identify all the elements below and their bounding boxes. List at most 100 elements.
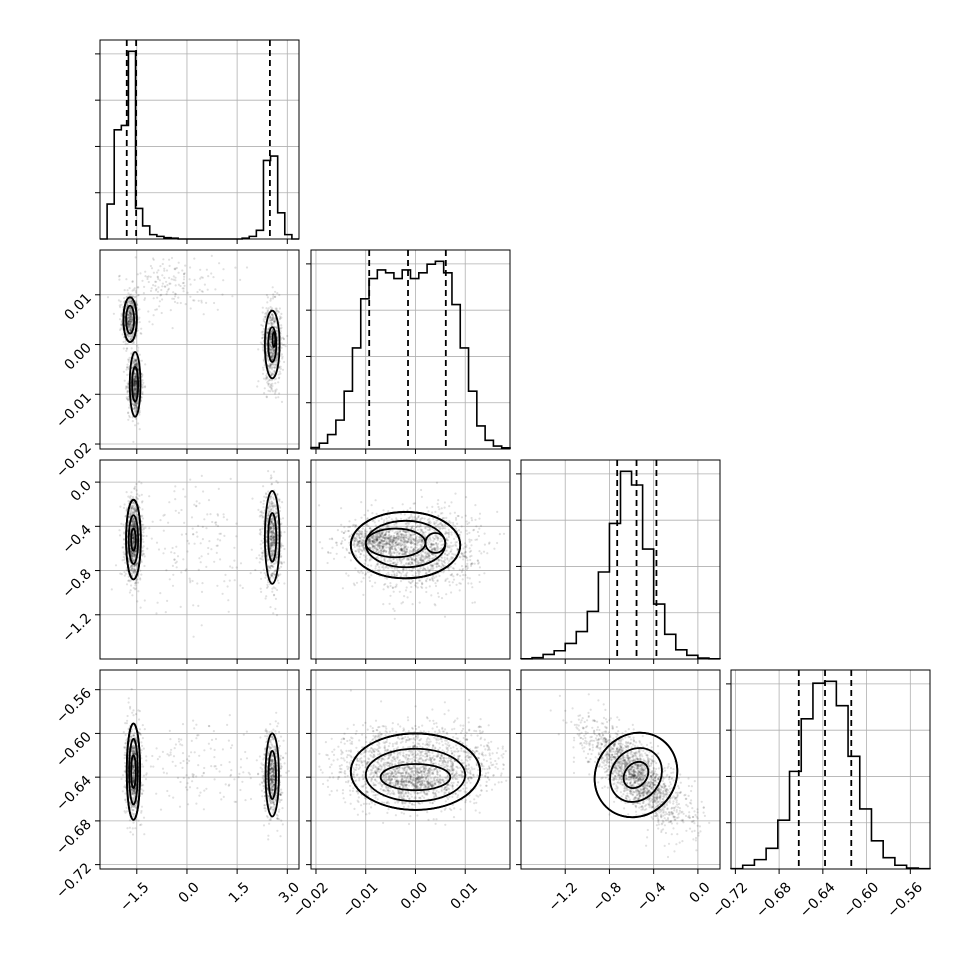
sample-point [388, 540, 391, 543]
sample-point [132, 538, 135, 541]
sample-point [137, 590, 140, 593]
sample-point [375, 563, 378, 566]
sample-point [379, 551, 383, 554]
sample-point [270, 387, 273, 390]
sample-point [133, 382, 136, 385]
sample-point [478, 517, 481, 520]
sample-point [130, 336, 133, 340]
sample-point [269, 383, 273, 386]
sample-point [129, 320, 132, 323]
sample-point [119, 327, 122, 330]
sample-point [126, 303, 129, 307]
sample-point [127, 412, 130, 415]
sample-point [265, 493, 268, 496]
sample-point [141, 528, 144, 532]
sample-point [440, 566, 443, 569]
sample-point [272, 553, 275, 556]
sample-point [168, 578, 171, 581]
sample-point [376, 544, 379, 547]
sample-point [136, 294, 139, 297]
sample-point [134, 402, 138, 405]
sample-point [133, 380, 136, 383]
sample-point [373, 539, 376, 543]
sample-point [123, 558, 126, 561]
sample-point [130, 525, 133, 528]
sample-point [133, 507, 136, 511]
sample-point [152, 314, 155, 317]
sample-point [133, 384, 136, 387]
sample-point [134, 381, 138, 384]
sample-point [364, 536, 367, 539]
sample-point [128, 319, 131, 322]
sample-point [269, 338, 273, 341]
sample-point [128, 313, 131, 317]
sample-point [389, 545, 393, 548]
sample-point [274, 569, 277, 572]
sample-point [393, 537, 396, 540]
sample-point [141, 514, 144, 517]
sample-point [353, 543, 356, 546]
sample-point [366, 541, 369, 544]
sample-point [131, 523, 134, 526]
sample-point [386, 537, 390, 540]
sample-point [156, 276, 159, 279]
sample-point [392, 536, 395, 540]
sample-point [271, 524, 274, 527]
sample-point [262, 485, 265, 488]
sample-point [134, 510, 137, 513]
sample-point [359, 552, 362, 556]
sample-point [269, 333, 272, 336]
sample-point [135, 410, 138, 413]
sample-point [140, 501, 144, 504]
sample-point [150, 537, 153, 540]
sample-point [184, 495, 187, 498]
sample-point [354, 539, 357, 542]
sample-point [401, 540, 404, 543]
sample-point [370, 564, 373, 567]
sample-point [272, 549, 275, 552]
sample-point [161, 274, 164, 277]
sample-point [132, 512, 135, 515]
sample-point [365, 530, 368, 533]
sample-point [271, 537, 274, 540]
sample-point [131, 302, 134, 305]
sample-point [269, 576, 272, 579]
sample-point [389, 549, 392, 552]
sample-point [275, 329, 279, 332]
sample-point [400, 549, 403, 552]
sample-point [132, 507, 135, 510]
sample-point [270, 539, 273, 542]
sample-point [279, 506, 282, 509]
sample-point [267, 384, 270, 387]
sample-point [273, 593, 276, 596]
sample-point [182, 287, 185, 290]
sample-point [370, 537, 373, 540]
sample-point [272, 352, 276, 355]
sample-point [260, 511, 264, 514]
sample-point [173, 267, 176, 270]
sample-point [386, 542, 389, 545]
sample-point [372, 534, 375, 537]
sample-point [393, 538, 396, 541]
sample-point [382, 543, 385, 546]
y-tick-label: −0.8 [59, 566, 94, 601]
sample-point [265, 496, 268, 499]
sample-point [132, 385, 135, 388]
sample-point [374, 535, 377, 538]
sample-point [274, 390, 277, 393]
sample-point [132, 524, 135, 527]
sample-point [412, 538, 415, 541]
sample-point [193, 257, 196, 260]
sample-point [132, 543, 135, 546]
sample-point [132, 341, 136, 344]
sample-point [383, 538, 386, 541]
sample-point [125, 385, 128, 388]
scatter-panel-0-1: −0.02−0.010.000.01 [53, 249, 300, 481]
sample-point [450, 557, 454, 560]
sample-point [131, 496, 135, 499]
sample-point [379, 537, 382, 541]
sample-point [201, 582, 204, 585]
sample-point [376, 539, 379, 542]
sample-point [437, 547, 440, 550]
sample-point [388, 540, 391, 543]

####################

Find each line in the data above that contains the word "their", and copy those lines out in full.

identify all the elements below and their bounding boxes. List at most 100 elements.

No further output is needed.